(Dataset records)
•••••

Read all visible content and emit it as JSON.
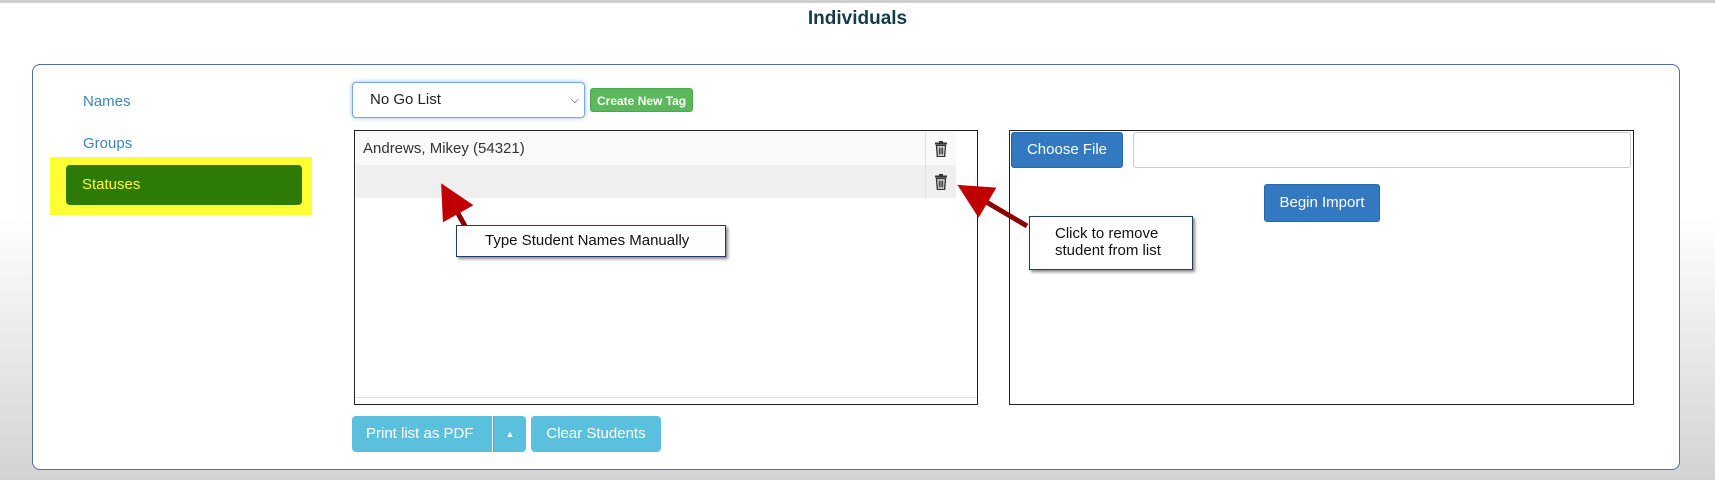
{
  "page": {
    "title": "Individuals"
  },
  "sidebar": {
    "items": [
      {
        "label": "Names"
      },
      {
        "label": "Groups"
      },
      {
        "label": "Statuses"
      }
    ]
  },
  "toolbar": {
    "tag_select_value": "No Go List",
    "create_tag_label": "Create New Tag"
  },
  "student_list": {
    "rows": [
      {
        "name": "Andrews, Mikey (54321)"
      },
      {
        "name": ""
      }
    ]
  },
  "import": {
    "choose_file_label": "Choose File",
    "file_name": "",
    "begin_import_label": "Begin Import"
  },
  "actions": {
    "print_label": "Print list as PDF",
    "clear_label": "Clear Students"
  },
  "annotations": {
    "manual_entry": "Type Student Names Manually",
    "remove_line1": "Click to remove",
    "remove_line2": "student from list"
  },
  "colors": {
    "active_bg": "#2e7a06",
    "active_text": "#fffb3a",
    "highlight": "#ffff33",
    "link": "#3d84c4",
    "primary": "#3379c2",
    "success": "#5cb85c",
    "info": "#5bc0de",
    "arrow": "#c00000"
  }
}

•••••

• **Problem details**
Every line above should be returned word for word, with the pictures left behind.

• **Solution for this exercise**
Read all visible content and emit it as JSON.
{
  "page": {
    "title": "Individuals"
  },
  "sidebar": {
    "items": [
      {
        "label": "Names"
      },
      {
        "label": "Groups"
      },
      {
        "label": "Statuses"
      }
    ]
  },
  "toolbar": {
    "tag_select_value": "No Go List",
    "create_tag_label": "Create New Tag"
  },
  "student_list": {
    "rows": [
      {
        "name": "Andrews, Mikey (54321)"
      },
      {
        "name": ""
      }
    ]
  },
  "import": {
    "choose_file_label": "Choose File",
    "file_name": "",
    "begin_import_label": "Begin Import"
  },
  "actions": {
    "print_label": "Print list as PDF",
    "clear_label": "Clear Students"
  },
  "annotations": {
    "manual_entry": "Type Student Names Manually",
    "remove_line1": "Click to remove",
    "remove_line2": "student from list"
  },
  "colors": {
    "active_bg": "#2e7a06",
    "active_text": "#fffb3a",
    "highlight": "#ffff33",
    "link": "#3d84c4",
    "primary": "#3379c2",
    "success": "#5cb85c",
    "info": "#5bc0de",
    "arrow": "#c00000"
  }
}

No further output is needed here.